- [REQUIREMENTS]
Check every line in the records below for the word "wody" and report how many have it, nothing more.

- [MATERIAL TO PROCESS]
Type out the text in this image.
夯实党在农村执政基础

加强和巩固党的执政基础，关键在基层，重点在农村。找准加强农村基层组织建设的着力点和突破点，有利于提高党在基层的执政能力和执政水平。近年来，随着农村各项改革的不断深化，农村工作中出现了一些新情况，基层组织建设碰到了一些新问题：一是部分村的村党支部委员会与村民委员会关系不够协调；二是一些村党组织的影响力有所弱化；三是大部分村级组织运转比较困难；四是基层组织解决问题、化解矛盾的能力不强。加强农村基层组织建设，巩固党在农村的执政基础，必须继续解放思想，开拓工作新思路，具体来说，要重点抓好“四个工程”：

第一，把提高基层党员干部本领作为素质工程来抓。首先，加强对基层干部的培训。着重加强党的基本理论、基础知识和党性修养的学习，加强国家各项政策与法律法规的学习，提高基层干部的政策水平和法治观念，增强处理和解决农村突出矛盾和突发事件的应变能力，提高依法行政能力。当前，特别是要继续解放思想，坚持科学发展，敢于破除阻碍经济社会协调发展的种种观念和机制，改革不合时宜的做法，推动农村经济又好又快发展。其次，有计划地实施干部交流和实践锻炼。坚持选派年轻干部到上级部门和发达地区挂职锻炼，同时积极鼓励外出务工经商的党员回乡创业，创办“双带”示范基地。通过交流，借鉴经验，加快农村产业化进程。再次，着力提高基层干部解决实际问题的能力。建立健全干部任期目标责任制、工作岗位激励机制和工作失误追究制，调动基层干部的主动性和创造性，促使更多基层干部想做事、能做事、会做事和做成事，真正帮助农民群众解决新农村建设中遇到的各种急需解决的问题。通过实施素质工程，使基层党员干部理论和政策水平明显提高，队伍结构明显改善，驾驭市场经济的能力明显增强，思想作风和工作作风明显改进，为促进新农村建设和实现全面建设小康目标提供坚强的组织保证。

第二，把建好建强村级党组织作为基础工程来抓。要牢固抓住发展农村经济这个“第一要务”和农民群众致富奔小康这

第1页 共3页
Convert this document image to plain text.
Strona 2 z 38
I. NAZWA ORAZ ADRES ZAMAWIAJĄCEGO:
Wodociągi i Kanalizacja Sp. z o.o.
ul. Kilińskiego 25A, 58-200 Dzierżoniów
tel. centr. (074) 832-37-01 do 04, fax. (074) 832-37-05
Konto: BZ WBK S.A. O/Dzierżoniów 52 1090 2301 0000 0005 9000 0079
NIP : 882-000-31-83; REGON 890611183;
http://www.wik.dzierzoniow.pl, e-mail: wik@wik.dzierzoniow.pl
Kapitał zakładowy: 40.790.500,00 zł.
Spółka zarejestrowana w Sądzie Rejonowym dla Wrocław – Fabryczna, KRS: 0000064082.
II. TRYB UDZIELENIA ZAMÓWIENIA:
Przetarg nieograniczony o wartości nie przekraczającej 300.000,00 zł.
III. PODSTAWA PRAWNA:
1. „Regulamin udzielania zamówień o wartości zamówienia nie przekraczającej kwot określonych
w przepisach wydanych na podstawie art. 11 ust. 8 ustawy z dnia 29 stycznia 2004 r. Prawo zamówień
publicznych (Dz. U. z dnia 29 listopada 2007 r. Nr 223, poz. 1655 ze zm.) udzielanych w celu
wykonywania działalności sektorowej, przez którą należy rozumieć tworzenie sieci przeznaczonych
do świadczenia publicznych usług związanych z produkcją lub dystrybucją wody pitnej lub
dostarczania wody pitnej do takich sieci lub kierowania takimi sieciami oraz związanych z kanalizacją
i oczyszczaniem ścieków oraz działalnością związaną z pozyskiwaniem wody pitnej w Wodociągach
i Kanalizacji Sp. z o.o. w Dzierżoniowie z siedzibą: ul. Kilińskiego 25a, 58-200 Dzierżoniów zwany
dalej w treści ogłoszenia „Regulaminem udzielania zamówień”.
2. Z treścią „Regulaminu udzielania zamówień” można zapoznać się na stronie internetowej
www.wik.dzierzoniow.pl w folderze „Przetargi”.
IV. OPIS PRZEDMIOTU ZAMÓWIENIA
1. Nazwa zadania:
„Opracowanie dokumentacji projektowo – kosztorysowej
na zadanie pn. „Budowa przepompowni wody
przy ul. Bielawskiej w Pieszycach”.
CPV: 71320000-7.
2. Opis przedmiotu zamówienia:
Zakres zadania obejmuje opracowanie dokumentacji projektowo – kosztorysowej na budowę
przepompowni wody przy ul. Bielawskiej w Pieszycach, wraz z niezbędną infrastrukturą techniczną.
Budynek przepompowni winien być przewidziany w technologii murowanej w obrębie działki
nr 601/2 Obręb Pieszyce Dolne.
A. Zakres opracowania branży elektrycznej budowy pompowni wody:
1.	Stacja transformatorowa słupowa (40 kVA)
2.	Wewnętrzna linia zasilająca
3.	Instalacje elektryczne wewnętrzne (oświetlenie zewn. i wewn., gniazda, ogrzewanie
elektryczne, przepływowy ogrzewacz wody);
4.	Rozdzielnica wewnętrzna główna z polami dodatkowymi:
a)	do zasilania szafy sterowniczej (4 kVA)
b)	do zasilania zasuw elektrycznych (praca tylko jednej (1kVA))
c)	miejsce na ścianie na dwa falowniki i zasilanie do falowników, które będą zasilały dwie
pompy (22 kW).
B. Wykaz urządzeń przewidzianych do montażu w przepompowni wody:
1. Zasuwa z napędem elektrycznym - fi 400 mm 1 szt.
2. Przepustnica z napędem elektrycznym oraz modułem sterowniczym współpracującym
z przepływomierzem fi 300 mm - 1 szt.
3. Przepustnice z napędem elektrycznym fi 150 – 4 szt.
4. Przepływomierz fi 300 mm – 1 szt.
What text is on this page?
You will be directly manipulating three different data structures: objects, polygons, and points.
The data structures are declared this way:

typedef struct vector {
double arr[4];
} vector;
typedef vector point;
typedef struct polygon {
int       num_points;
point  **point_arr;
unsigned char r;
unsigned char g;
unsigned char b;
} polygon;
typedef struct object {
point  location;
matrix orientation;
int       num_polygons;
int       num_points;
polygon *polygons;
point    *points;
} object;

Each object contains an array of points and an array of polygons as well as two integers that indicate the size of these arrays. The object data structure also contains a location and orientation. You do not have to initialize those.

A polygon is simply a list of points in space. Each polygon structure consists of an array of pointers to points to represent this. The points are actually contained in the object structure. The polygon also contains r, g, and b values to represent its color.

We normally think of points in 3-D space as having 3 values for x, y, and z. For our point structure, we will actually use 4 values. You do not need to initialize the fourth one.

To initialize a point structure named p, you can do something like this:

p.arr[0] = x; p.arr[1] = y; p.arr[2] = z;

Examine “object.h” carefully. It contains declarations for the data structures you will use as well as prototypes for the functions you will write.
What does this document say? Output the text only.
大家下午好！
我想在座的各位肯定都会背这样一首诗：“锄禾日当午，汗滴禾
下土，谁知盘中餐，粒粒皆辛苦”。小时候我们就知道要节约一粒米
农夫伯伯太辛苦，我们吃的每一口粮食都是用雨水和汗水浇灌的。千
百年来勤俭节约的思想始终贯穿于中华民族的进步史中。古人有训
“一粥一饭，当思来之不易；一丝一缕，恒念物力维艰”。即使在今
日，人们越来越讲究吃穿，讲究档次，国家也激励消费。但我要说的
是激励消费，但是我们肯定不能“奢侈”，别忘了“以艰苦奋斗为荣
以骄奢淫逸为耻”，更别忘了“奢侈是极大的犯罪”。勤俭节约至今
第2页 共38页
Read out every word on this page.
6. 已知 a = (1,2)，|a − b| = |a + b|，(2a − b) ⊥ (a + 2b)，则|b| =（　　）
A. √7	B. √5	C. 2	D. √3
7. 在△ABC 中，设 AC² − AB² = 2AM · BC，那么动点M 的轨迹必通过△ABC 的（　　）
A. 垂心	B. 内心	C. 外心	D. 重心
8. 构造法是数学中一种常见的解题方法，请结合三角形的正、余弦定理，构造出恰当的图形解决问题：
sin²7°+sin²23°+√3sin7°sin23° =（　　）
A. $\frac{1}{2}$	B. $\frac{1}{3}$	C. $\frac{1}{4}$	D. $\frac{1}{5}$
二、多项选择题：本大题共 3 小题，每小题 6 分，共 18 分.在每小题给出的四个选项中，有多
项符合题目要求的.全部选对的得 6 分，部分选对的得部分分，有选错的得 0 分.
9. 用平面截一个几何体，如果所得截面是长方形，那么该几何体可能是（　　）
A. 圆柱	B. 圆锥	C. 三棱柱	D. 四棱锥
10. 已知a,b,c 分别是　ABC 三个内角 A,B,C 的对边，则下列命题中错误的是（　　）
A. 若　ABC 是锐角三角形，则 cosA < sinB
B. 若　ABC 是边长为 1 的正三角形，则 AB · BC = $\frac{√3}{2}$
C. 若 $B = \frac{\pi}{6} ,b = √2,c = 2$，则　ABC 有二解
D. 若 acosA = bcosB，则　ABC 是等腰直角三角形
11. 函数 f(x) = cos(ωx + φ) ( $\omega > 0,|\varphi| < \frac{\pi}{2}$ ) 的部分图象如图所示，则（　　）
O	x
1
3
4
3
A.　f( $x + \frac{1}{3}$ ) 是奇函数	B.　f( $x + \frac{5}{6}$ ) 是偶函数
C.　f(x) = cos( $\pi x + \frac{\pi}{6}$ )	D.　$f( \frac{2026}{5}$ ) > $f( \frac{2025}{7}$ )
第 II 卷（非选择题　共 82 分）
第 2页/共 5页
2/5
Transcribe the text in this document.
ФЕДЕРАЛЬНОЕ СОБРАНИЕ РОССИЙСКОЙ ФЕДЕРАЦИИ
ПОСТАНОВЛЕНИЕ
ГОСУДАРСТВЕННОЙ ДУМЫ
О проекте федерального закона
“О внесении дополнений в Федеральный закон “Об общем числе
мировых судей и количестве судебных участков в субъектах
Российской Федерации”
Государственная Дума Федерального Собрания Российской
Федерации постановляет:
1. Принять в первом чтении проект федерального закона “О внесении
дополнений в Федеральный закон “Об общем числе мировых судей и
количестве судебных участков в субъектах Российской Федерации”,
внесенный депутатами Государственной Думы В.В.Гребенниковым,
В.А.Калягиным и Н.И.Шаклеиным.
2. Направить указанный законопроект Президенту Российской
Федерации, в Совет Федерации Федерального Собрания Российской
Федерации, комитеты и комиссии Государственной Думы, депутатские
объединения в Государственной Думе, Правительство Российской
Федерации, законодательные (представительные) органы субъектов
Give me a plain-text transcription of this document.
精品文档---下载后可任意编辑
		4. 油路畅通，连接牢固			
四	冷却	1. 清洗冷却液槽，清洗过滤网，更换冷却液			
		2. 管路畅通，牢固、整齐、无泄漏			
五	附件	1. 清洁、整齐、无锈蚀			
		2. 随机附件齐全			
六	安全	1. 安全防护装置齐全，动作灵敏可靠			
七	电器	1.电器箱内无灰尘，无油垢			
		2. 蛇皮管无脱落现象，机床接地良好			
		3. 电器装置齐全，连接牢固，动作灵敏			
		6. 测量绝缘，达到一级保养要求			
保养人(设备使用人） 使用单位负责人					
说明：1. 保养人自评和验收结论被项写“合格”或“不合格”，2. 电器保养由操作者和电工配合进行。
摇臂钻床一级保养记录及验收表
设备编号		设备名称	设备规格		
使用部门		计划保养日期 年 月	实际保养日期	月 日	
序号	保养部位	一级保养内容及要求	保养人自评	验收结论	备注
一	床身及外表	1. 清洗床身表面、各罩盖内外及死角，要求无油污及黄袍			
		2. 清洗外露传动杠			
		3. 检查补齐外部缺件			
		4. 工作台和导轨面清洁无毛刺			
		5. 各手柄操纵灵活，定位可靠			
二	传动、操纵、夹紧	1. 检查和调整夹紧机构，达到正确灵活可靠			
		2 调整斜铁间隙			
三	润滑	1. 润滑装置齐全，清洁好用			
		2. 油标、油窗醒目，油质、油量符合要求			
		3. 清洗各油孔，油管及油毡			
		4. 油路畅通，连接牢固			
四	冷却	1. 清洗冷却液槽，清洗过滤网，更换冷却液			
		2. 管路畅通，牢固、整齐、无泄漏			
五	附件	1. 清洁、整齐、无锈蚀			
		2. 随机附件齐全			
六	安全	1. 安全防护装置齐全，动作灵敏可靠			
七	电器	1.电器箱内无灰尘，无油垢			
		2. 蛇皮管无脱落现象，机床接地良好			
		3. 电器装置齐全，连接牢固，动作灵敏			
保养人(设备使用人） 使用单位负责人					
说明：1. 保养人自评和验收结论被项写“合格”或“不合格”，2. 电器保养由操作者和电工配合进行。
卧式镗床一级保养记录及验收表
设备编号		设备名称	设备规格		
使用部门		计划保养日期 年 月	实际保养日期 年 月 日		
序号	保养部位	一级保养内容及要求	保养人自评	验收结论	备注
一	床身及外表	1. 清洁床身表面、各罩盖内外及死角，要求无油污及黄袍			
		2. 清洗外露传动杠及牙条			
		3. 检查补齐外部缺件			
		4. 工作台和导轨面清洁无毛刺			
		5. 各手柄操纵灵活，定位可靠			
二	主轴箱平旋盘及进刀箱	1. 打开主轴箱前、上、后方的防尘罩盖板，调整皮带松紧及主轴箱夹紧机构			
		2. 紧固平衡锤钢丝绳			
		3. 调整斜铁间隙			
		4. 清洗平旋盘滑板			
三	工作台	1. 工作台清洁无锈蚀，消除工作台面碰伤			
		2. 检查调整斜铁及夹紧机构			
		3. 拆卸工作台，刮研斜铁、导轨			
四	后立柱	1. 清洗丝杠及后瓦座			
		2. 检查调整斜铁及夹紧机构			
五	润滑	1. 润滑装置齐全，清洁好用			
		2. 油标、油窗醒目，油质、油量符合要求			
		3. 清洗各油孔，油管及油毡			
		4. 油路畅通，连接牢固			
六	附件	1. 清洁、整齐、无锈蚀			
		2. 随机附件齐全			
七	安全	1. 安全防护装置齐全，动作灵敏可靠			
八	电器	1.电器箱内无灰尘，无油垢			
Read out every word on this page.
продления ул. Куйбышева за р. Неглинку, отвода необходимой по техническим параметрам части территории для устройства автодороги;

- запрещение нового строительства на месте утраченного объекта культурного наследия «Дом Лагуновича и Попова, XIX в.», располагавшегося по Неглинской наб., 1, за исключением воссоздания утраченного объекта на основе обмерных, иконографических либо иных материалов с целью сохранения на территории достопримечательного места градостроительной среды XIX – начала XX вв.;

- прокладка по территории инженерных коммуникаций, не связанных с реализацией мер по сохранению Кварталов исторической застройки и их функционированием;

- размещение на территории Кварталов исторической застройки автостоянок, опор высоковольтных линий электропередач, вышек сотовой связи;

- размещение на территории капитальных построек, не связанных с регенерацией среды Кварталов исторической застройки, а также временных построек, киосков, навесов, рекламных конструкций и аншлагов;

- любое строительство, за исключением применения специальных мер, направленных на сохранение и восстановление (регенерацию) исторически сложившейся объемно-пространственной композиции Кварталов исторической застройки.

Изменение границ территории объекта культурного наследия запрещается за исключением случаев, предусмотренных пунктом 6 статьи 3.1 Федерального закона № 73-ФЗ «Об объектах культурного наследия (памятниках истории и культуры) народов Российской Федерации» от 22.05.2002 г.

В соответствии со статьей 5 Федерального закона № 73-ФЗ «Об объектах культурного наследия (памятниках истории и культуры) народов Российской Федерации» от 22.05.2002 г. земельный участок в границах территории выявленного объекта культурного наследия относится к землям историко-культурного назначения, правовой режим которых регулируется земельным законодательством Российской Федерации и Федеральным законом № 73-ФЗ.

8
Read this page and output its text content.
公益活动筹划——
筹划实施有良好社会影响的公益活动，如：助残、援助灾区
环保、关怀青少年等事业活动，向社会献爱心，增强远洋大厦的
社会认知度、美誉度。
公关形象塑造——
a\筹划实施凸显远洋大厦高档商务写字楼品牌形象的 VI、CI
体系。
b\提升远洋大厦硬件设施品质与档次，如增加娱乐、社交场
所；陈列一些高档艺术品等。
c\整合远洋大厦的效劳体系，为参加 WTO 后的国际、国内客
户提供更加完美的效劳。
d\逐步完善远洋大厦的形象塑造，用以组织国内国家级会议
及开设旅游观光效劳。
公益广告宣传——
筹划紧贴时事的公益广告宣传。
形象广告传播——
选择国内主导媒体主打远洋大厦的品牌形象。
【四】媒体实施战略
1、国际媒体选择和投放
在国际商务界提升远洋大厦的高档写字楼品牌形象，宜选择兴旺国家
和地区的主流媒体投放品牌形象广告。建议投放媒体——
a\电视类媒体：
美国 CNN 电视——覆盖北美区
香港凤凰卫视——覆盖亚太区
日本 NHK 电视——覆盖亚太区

- [EXPECTED ANSWER]
8